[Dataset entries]
++++

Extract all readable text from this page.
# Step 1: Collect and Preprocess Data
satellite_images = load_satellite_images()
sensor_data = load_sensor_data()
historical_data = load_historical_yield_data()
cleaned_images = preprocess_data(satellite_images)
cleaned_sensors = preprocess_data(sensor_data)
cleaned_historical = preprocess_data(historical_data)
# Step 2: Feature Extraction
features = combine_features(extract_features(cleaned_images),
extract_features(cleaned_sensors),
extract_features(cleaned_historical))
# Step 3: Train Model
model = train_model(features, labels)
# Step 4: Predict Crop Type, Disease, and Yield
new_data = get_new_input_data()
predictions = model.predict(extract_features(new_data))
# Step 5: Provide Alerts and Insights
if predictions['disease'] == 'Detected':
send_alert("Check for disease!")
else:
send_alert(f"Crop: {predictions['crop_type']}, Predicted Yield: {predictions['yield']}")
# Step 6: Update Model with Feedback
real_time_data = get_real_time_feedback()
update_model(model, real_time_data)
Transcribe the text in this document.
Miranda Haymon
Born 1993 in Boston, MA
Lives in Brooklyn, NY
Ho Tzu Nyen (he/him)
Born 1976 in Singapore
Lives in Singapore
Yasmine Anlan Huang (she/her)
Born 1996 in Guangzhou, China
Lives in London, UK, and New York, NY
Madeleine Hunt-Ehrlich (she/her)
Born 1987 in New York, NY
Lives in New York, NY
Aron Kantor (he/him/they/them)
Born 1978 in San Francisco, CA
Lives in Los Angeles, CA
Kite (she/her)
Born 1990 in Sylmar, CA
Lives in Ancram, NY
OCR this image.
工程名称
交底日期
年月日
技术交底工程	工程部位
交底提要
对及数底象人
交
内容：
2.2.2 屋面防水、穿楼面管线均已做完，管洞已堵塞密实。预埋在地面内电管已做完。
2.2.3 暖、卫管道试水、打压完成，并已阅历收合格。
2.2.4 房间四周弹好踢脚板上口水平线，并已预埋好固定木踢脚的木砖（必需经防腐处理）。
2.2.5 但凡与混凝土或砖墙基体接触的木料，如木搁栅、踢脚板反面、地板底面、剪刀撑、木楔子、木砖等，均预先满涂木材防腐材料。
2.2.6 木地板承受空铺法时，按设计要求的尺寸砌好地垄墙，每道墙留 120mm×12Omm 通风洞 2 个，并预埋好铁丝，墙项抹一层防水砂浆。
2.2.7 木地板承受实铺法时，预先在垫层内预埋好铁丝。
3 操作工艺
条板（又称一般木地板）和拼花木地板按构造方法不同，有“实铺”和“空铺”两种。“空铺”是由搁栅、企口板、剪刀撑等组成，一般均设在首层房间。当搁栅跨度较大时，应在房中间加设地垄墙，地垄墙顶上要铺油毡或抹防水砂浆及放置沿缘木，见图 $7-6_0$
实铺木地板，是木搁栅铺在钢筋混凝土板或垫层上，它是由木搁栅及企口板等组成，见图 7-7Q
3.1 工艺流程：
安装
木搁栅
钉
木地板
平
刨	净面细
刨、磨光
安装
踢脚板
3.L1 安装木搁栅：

++++

* _EXERCISE REQUIREMENTS_: Restate word for word the lines from the one holding "OCR this image." to the end of the listing, both ends included, and nothing more.

* _FULL SOLUTION_:
OCR this image.
工程名称
交底日期
年月日
技术交底工程	工程部位
交底提要
对及数底象人
交
内容：
2.2.2 屋面防水、穿楼面管线均已做完，管洞已堵塞密实。预埋在地面内电管已做完。
2.2.3 暖、卫管道试水、打压完成，并已阅历收合格。
2.2.4 房间四周弹好踢脚板上口水平线，并已预埋好固定木踢脚的木砖（必需经防腐处理）。
2.2.5 但凡与混凝土或砖墙基体接触的木料，如木搁栅、踢脚板反面、地板底面、剪刀撑、木楔子、木砖等，均预先满涂木材防腐材料。
2.2.6 木地板承受空铺法时，按设计要求的尺寸砌好地垄墙，每道墙留 120mm×12Omm 通风洞 2 个，并预埋好铁丝，墙项抹一层防水砂浆。
2.2.7 木地板承受实铺法时，预先在垫层内预埋好铁丝。
3 操作工艺
条板（又称一般木地板）和拼花木地板按构造方法不同，有“实铺”和“空铺”两种。“空铺”是由搁栅、企口板、剪刀撑等组成，一般均设在首层房间。当搁栅跨度较大时，应在房中间加设地垄墙，地垄墙顶上要铺油毡或抹防水砂浆及放置沿缘木，见图 $7-6_0$
实铺木地板，是木搁栅铺在钢筋混凝土板或垫层上，它是由木搁栅及企口板等组成，见图 7-7Q
3.1 工艺流程：
安装
木搁栅
钉
木地板
平
刨	净面细
刨、磨光
安装
踢脚板
3.L1 安装木搁栅：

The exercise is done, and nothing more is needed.